WHAT IS EXPECTED: Report all lines from the entries below in which "Pfarrkirche" appears.

DATA SECTION:

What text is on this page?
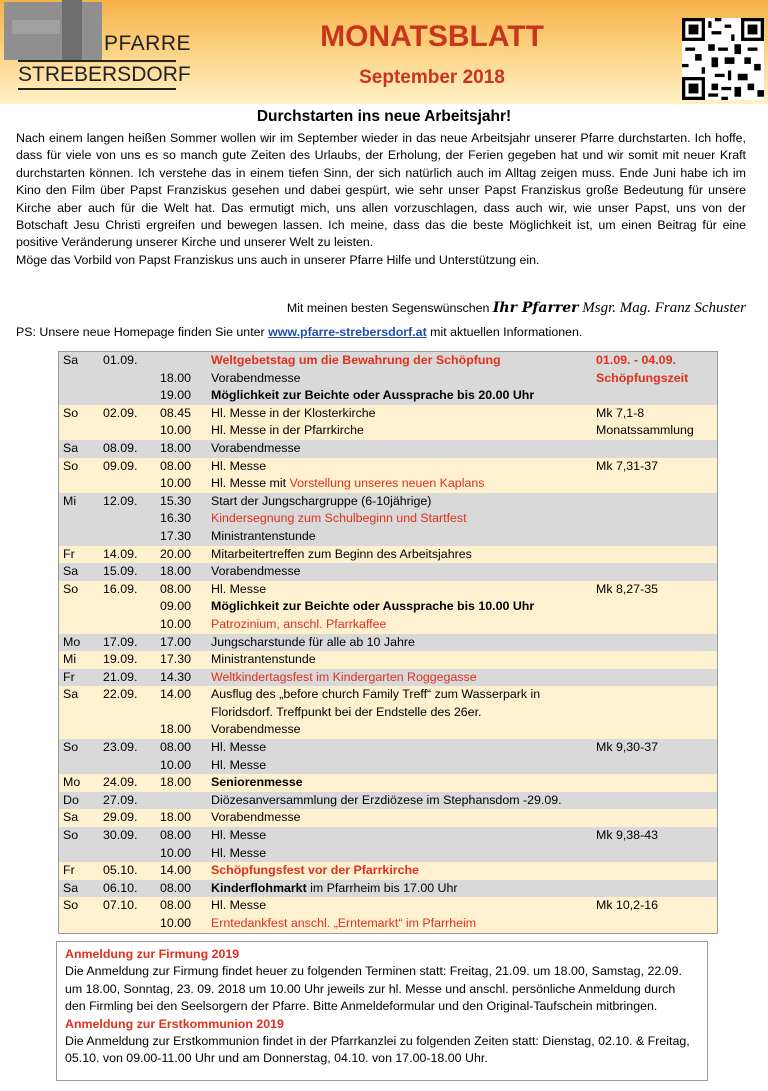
PFARRE
STREBERSDORF
MONATSBLATT
September 2018
Durchstarten ins neue Arbeitsjahr!

Nach einem langen heißen Sommer wollen wir im September wieder in das neue Arbeitsjahr unserer Pfarre durchstarten. Ich hoffe, dass für viele von uns es so manch gute Zeiten des Urlaubs, der Erholung, der Ferien gegeben hat und wir somit mit neuer Kraft durchstarten können. Ich verstehe das in einem tiefen Sinn, der sich natürlich auch im Alltag zeigen muss. Ende Juni habe ich im Kino den Film über Papst Franziskus gesehen und dabei gespürt, wie sehr unser Papst Franziskus große Bedeutung für unsere Kirche aber auch für die Welt hat. Das ermutigt mich, uns allen vorzuschlagen, dass auch wir, wie unser Papst, uns von der Botschaft Jesu Christi ergreifen und bewegen lassen. Ich meine, dass das die beste Möglichkeit ist, um einen Beitrag für eine positive Veränderung unserer Kirche und unserer Welt zu leisten.

Möge das Vorbild von Papst Franziskus uns auch in unserer Pfarre Hilfe und Unterstützung ein.

Mit meinen besten Segenswünschen Ihr Pfarrer Msgr. Mag. Franz Schuster
PS: Unsere neue Homepage finden Sie unter www.pfarre-strebersdorf.at mit aktuellen Informationen.
Sa 01.09.	Weltgebetstag um die Bewahrung der Schöpfung	01.09. - 04.09.
18.00 Vorabendmesse	Schöpfungszeit
19.00 Möglichkeit zur Beichte oder Aussprache bis 20.00 Uhr
So 02.09. 08.45 Hl. Messe in der Klosterkirche	Mk 7,1-8
10.00 Hl. Messe in der Pfarrkirche	Monatssammlung
Sa 08.09. 18.00 Vorabendmesse
So 09.09. 08.00 Hl. Messe	Mk 7,31-37
10.00 Hl. Messe mit Vorstellung unseres neuen Kaplans
Mi 12.09. 15.30 Start der Jungschargruppe (6-10jährige)
16.30 Kindersegnung zum Schulbeginn und Startfest
17.30 Ministrantenstunde
Fr 14.09. 20.00 Mitarbeitertreffen zum Beginn des Arbeitsjahres
Sa 15.09. 18.00 Vorabendmesse
So 16.09. 08.00 Hl. Messe	Mk 8,27-35
09.00 Möglichkeit zur Beichte oder Aussprache bis 10.00 Uhr
10.00 Patrozinium, anschl. Pfarrkaffee
Mo 17.09. 17.00 Jungscharstunde für alle ab 10 Jahre
Mi 19.09. 17.30 Ministrantenstunde
Fr 21.09. 14.30 Weltkindertagsfest im Kindergarten Roggegasse
Sa 22.09. 14.00 Ausflug des „before church Family Treff“ zum Wasserpark in
Floridsdorf. Treffpunkt bei der Endstelle des 26er.
18.00 Vorabendmesse
So 23.09. 08.00 Hl. Messe	Mk 9,30-37
10.00 Hl. Messe
Mo 24.09. 18.00 Seniorenmesse
Do 27.09.	Diözesanversammlung der Erzdiözese im Stephansdom -29.09.
Sa 29.09. 18.00 Vorabendmesse
So 30.09. 08.00 Hl. Messe	Mk 9,38-43
10.00 Hl. Messe
Fr 05.10. 14.00 Schöpfungsfest vor der Pfarrkirche
Sa 06.10. 08.00 Kinderflohmarkt im Pfarrheim bis 17.00 Uhr
So 07.10. 08.00 Hl. Messe	Mk 10,2-16
10.00 Erntedankfest anschl. „Erntemarkt“ im Pfarrheim

Anmeldung zur Firmung 2019

Die Anmeldung zur Firmung findet heuer zu folgenden Terminen statt: Freitag, 21.09. um 18.00, Samstag, 22.09. um 18.00, Sonntag, 23. 09. 2018 um 10.00 Uhr jeweils zur hl. Messe und anschl. persönliche Anmeldung durch den Firmling bei den Seelsorgern der Pfarre. Bitte Anmeldeformular und den Original-Taufschein mitbringen.

Anmeldung zur Erstkommunion 2019

Die Anmeldung zur Erstkommunion findet in der Pfarrkanzlei zu folgenden Zeiten statt: Dienstag, 02.10. & Freitag, 05.10. von 09.00-11.00 Uhr und am Donnerstag, 04.10. von 17.00-18.00 Uhr.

FULL OUTPUT:
10.00 Hl. Messe in der Pfarrkirche	Monatssammlung
Fr 05.10. 14.00 Schöpfungsfest vor der Pfarrkirche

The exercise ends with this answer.